**TO BE DONE**
1. In the text on expertise, why does the writer call the article's point about electrical and plumbing work a joke? Answer in one to three sentences.
2. List the qualities that the text on expertise says people can have at the same time.
3. Summarize the text on expertise in two sentences.
# Start of TEXT
On the subject of expertise being specific

Having spent a lot of time around academics and media types I learned years ago that people can be smart, talented, and complete dunces at the same time.

Orwell captured that reality with his typical genius, explaining: “Some ideas are so stupid that only intellectuals believe them.”

 
That article highlights why ‘experts’ aren’t being listened to. First of, it was very talk down to you writing style, basically saying your too ignorant to understand anything other than what is told to you in simple terms.

Second, it shows it really doesn’t understand many Canadians, especially rural Canadians and poorer Canadians. Its point about Electrical and Plumbing is a joke. Maybe in a larger city where if you can afford a home you have the money to have a tradesman come in to fix every little problem. Or if your in a apartment, the landlord sends someone. But for the poor and rural folks you do learn to fix things yourselves. If I have a plumbing issue I try to fix it myself long before I call a expert. If I have a electrical issue same thing.

The point is rural and poorer folk tend to be more independent and capable of handling a variety of issues simply because circumstances require them to be.

Many of these experts tend to be very one sided on a issue, ignoring the fact everything has multiple effects, some of which are obvious some which are more hidden.
# End of TEXT
# Start of INFORMATION SHOWN
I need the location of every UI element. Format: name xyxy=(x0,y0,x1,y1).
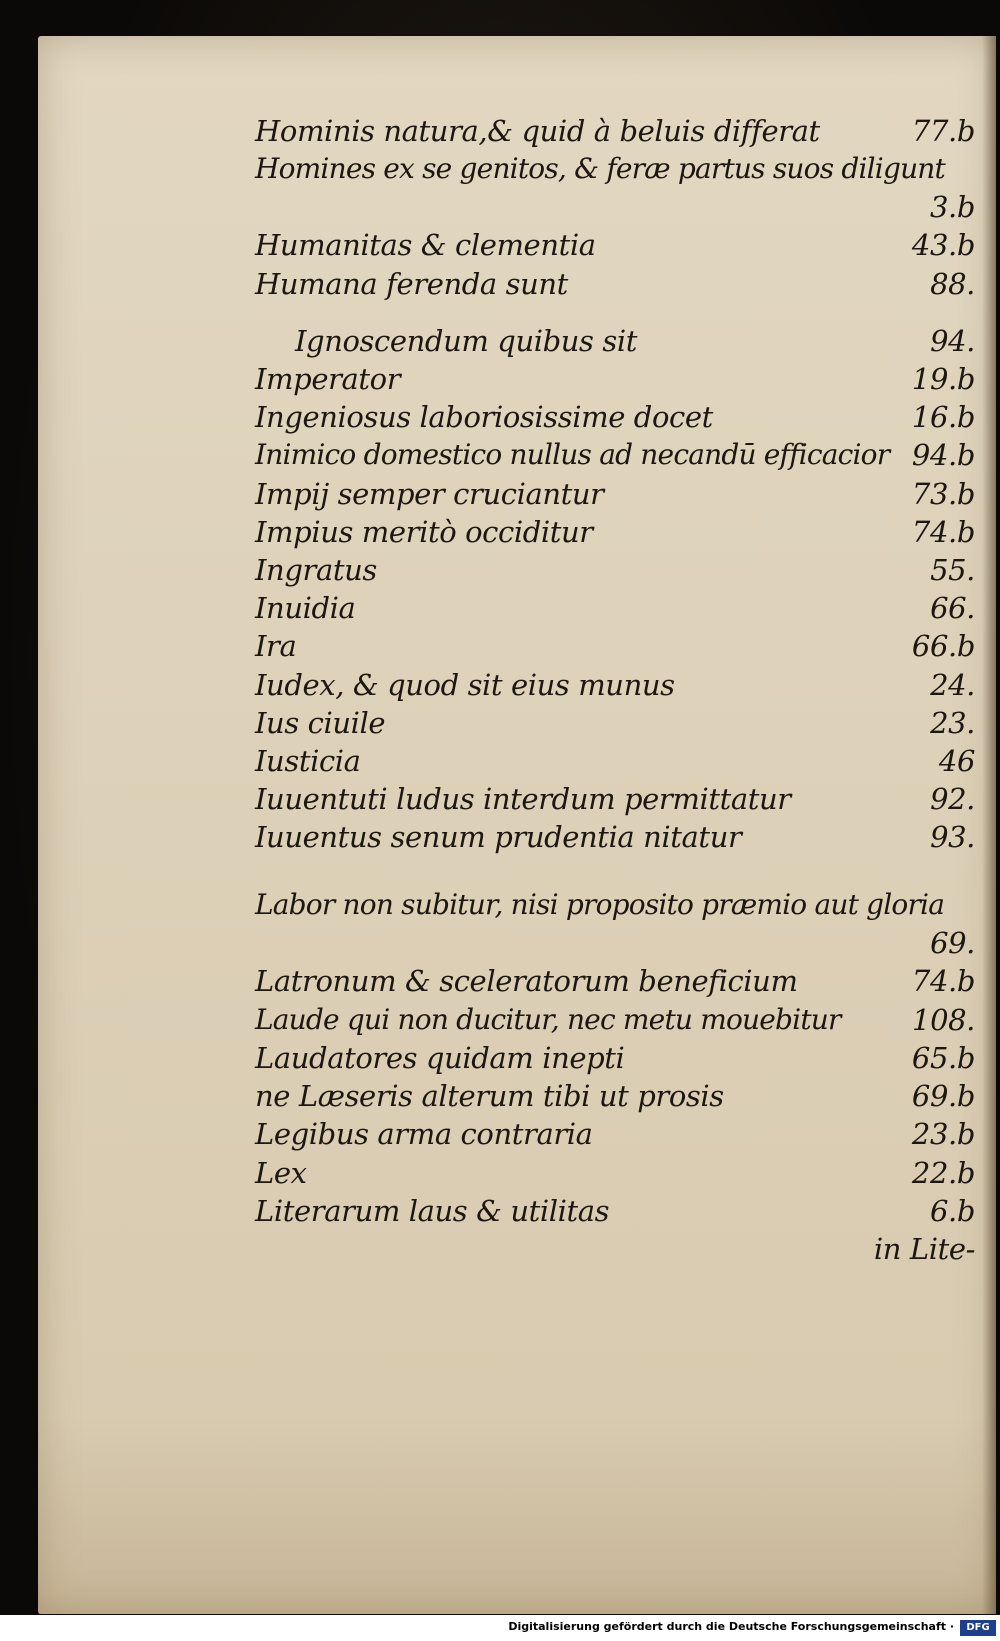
# End of INFORMATION SHOWN
**LIST OF SOLUTIONS**
1. The writer says the point only fits people in larger cities who can afford tradesmen for every small problem, or renters whose landlord sends someone. Poor and rural people learn to fix such things themselves. The writer tries to handle plumbing and electrical issues personally long before calling an expert.

2. Smart, talented, and complete dunces.

3. The writer argues that people can be smart and talented yet still foolish, and says an article about experts shows why they aren't listened to: its writing talks down to readers and it misunderstands rural and poorer Canadians. Those Canadians fix their own plumbing and electrical problems because circumstances require it, while many experts take one-sided views that ignore the multiple effects of an issue.